[Figure data in JSON]
────────────────
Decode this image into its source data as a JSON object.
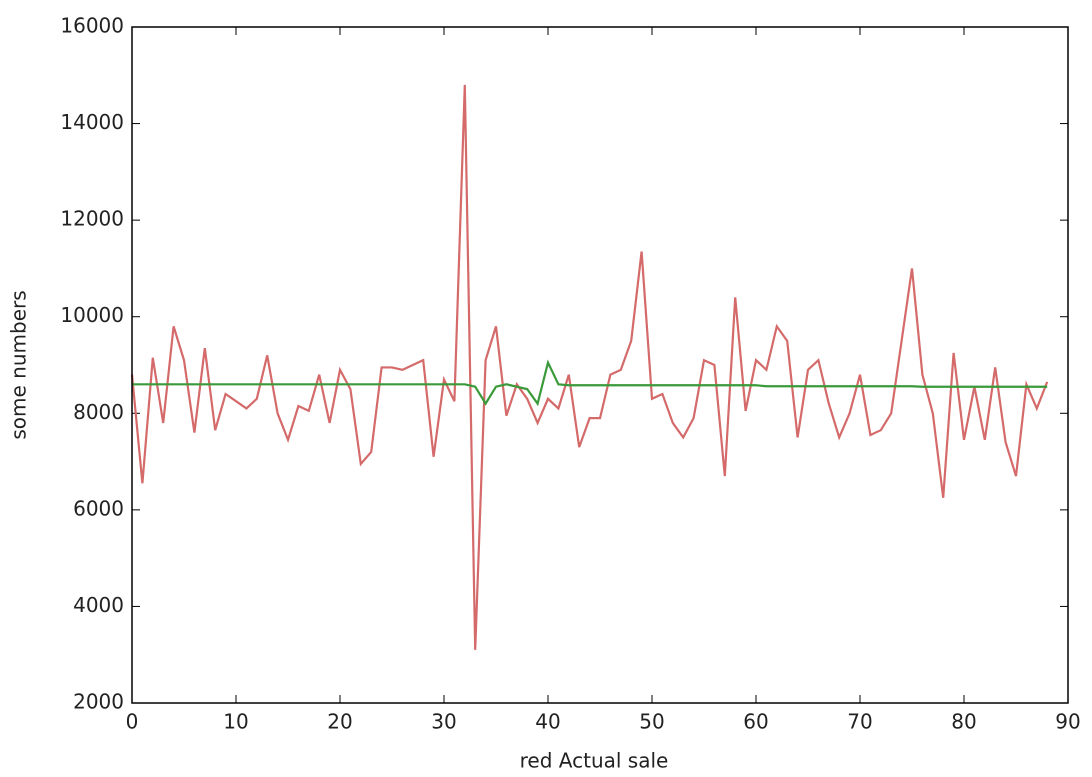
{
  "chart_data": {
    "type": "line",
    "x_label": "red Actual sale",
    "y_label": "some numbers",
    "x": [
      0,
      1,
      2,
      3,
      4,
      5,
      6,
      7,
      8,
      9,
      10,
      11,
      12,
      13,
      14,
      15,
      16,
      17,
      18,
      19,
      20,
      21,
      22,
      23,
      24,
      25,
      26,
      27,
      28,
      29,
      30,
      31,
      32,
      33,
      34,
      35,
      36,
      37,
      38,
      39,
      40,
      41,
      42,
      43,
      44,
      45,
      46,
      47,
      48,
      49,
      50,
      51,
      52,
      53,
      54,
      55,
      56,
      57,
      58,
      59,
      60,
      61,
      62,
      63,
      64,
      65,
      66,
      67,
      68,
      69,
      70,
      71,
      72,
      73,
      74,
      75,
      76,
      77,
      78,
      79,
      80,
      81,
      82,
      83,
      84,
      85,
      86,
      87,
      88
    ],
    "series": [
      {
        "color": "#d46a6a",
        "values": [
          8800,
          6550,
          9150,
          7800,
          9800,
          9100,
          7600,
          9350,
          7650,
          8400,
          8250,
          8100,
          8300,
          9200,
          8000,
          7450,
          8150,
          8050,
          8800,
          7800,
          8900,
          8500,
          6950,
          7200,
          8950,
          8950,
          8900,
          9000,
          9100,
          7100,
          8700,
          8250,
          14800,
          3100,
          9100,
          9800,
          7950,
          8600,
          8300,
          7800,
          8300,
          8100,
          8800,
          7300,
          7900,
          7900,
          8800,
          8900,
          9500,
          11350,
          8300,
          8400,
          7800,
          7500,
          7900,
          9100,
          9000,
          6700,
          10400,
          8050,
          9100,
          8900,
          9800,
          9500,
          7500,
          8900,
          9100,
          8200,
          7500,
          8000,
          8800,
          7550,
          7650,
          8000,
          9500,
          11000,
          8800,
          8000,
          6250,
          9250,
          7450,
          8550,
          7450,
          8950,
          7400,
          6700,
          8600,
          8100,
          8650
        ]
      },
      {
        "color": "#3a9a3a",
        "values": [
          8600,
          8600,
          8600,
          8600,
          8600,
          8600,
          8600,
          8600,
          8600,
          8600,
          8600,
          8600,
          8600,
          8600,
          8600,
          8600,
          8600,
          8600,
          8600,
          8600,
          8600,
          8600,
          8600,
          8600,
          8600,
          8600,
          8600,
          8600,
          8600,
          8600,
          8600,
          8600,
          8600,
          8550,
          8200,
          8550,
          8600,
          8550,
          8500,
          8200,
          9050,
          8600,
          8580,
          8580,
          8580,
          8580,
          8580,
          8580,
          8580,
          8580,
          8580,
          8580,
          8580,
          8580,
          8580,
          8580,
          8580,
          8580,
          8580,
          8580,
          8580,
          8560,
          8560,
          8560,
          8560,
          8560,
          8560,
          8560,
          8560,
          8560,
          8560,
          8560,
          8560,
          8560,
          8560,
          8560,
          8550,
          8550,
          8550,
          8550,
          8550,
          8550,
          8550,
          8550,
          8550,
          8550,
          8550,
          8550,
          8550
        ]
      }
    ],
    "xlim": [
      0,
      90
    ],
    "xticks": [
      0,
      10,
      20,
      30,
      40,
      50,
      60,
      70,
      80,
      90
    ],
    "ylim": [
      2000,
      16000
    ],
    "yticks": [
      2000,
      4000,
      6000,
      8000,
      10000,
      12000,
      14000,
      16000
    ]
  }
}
────────────────
Reproduce the whole listing above word for word, but not its pictures.

▸ RESULT OF THIS EXERCISE
Decode this image into its source data as a JSON object.
{
  "chart_data": {
    "type": "line",
    "x_label": "red Actual sale",
    "y_label": "some numbers",
    "x": [
      0,
      1,
      2,
      3,
      4,
      5,
      6,
      7,
      8,
      9,
      10,
      11,
      12,
      13,
      14,
      15,
      16,
      17,
      18,
      19,
      20,
      21,
      22,
      23,
      24,
      25,
      26,
      27,
      28,
      29,
      30,
      31,
      32,
      33,
      34,
      35,
      36,
      37,
      38,
      39,
      40,
      41,
      42,
      43,
      44,
      45,
      46,
      47,
      48,
      49,
      50,
      51,
      52,
      53,
      54,
      55,
      56,
      57,
      58,
      59,
      60,
      61,
      62,
      63,
      64,
      65,
      66,
      67,
      68,
      69,
      70,
      71,
      72,
      73,
      74,
      75,
      76,
      77,
      78,
      79,
      80,
      81,
      82,
      83,
      84,
      85,
      86,
      87,
      88
    ],
    "series": [
      {
        "color": "#d46a6a",
        "values": [
          8800,
          6550,
          9150,
          7800,
          9800,
          9100,
          7600,
          9350,
          7650,
          8400,
          8250,
          8100,
          8300,
          9200,
          8000,
          7450,
          8150,
          8050,
          8800,
          7800,
          8900,
          8500,
          6950,
          7200,
          8950,
          8950,
          8900,
          9000,
          9100,
          7100,
          8700,
          8250,
          14800,
          3100,
          9100,
          9800,
          7950,
          8600,
          8300,
          7800,
          8300,
          8100,
          8800,
          7300,
          7900,
          7900,
          8800,
          8900,
          9500,
          11350,
          8300,
          8400,
          7800,
          7500,
          7900,
          9100,
          9000,
          6700,
          10400,
          8050,
          9100,
          8900,
          9800,
          9500,
          7500,
          8900,
          9100,
          8200,
          7500,
          8000,
          8800,
          7550,
          7650,
          8000,
          9500,
          11000,
          8800,
          8000,
          6250,
          9250,
          7450,
          8550,
          7450,
          8950,
          7400,
          6700,
          8600,
          8100,
          8650
        ]
      },
      {
        "color": "#3a9a3a",
        "values": [
          8600,
          8600,
          8600,
          8600,
          8600,
          8600,
          8600,
          8600,
          8600,
          8600,
          8600,
          8600,
          8600,
          8600,
          8600,
          8600,
          8600,
          8600,
          8600,
          8600,
          8600,
          8600,
          8600,
          8600,
          8600,
          8600,
          8600,
          8600,
          8600,
          8600,
          8600,
          8600,
          8600,
          8550,
          8200,
          8550,
          8600,
          8550,
          8500,
          8200,
          9050,
          8600,
          8580,
          8580,
          8580,
          8580,
          8580,
          8580,
          8580,
          8580,
          8580,
          8580,
          8580,
          8580,
          8580,
          8580,
          8580,
          8580,
          8580,
          8580,
          8580,
          8560,
          8560,
          8560,
          8560,
          8560,
          8560,
          8560,
          8560,
          8560,
          8560,
          8560,
          8560,
          8560,
          8560,
          8560,
          8550,
          8550,
          8550,
          8550,
          8550,
          8550,
          8550,
          8550,
          8550,
          8550,
          8550,
          8550,
          8550
        ]
      }
    ],
    "xlim": [
      0,
      90
    ],
    "xticks": [
      0,
      10,
      20,
      30,
      40,
      50,
      60,
      70,
      80,
      90
    ],
    "ylim": [
      2000,
      16000
    ],
    "yticks": [
      2000,
      4000,
      6000,
      8000,
      10000,
      12000,
      14000,
      16000
    ]
  }
}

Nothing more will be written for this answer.